▼▼▼

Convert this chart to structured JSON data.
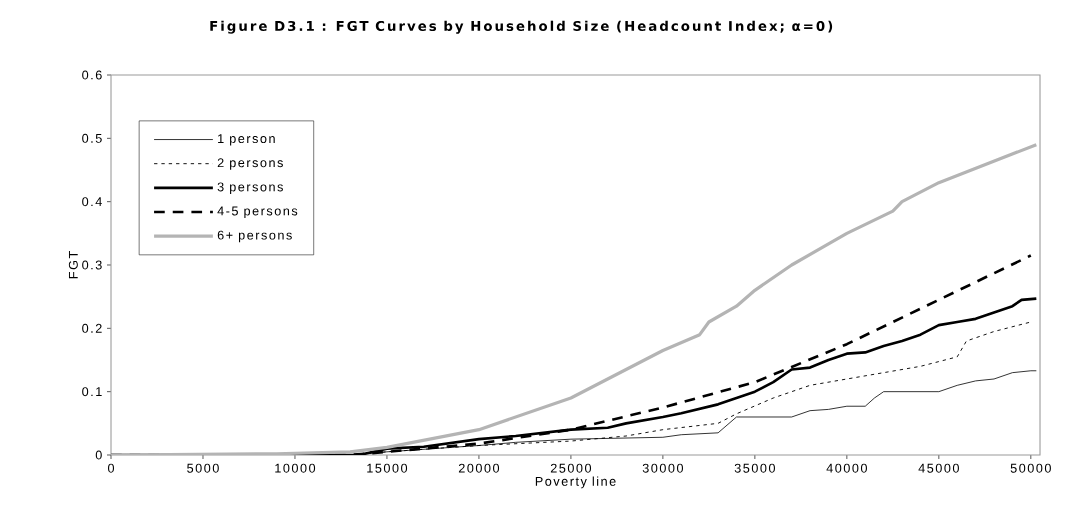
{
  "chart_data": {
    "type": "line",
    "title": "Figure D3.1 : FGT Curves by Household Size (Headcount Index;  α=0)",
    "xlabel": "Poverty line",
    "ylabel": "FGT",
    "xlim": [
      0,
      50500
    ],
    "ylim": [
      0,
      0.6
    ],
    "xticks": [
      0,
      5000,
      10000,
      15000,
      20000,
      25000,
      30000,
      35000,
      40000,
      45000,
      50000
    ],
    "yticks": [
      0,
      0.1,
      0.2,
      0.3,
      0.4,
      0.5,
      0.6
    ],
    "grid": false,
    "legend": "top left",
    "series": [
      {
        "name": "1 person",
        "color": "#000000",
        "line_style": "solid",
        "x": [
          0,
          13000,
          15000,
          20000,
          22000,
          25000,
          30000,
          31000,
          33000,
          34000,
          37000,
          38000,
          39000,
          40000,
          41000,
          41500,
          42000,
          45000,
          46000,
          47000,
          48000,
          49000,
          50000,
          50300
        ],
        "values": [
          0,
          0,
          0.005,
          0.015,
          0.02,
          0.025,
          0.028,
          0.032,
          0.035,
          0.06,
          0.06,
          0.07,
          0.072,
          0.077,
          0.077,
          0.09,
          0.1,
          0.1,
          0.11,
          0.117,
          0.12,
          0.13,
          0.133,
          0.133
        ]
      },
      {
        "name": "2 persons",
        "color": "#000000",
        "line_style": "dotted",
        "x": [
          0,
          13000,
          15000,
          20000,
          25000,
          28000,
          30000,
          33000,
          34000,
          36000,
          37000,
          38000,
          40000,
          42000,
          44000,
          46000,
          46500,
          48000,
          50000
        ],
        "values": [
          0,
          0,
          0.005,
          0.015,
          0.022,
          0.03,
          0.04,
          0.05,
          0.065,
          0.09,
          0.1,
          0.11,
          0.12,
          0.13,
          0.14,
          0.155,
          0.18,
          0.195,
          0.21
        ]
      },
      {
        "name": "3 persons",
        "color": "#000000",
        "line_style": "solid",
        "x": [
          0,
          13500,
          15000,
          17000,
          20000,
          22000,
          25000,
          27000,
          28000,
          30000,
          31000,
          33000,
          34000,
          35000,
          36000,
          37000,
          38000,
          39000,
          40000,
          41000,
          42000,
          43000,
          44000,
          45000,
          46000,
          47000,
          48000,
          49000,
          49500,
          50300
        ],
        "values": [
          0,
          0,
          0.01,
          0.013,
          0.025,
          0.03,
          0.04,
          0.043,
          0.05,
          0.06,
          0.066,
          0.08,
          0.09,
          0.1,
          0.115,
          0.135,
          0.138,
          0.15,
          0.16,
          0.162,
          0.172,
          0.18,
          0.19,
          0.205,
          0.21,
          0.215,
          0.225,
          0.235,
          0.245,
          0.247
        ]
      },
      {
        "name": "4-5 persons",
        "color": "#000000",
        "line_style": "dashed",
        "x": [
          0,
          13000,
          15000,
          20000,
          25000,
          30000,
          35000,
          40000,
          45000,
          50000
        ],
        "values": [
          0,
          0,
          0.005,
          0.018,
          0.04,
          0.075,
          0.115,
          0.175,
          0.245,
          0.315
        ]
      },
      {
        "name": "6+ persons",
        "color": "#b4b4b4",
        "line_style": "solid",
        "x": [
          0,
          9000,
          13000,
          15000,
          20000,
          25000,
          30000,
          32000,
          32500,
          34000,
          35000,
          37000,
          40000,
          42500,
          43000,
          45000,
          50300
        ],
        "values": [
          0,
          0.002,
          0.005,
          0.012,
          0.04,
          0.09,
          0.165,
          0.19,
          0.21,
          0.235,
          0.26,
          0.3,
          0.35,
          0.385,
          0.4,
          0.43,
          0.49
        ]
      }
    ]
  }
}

▲▲▲
▼▼▼

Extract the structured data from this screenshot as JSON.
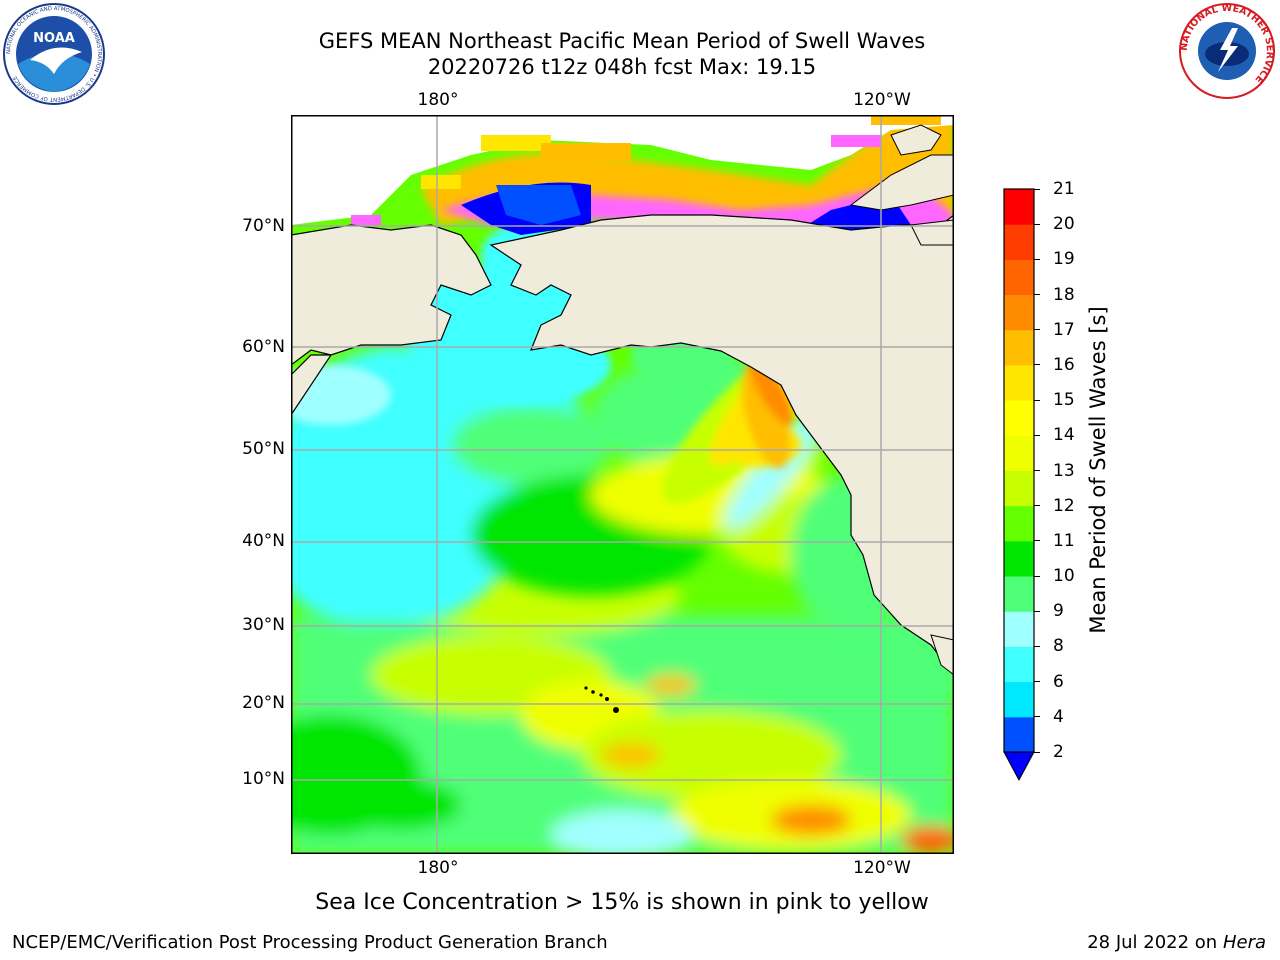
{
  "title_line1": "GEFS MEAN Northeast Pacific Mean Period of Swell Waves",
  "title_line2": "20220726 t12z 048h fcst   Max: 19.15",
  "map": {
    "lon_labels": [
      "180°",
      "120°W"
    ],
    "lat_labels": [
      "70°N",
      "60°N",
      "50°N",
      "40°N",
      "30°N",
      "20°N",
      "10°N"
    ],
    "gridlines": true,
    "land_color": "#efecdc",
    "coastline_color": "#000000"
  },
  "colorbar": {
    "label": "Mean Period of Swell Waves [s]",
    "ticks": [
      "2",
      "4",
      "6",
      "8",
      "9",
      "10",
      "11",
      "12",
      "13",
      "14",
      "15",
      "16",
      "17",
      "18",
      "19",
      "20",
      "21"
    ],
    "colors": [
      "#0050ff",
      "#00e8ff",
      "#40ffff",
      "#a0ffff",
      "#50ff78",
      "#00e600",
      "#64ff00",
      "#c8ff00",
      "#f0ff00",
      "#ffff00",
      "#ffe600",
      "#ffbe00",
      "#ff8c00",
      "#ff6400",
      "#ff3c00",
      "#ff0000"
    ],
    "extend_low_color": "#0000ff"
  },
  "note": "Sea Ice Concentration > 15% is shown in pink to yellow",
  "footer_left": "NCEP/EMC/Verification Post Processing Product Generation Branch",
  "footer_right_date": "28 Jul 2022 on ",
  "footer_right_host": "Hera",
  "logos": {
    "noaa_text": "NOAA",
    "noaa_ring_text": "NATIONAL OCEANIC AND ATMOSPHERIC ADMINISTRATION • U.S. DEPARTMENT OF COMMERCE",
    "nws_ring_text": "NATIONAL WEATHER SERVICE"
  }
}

▲▲▲

▶ [EXERCISE AIM] Indicate how many lines of the material contain the string "JSON", giving the number and nothing more.

▶ [ANSWER FOR THIS EXERCISE] 2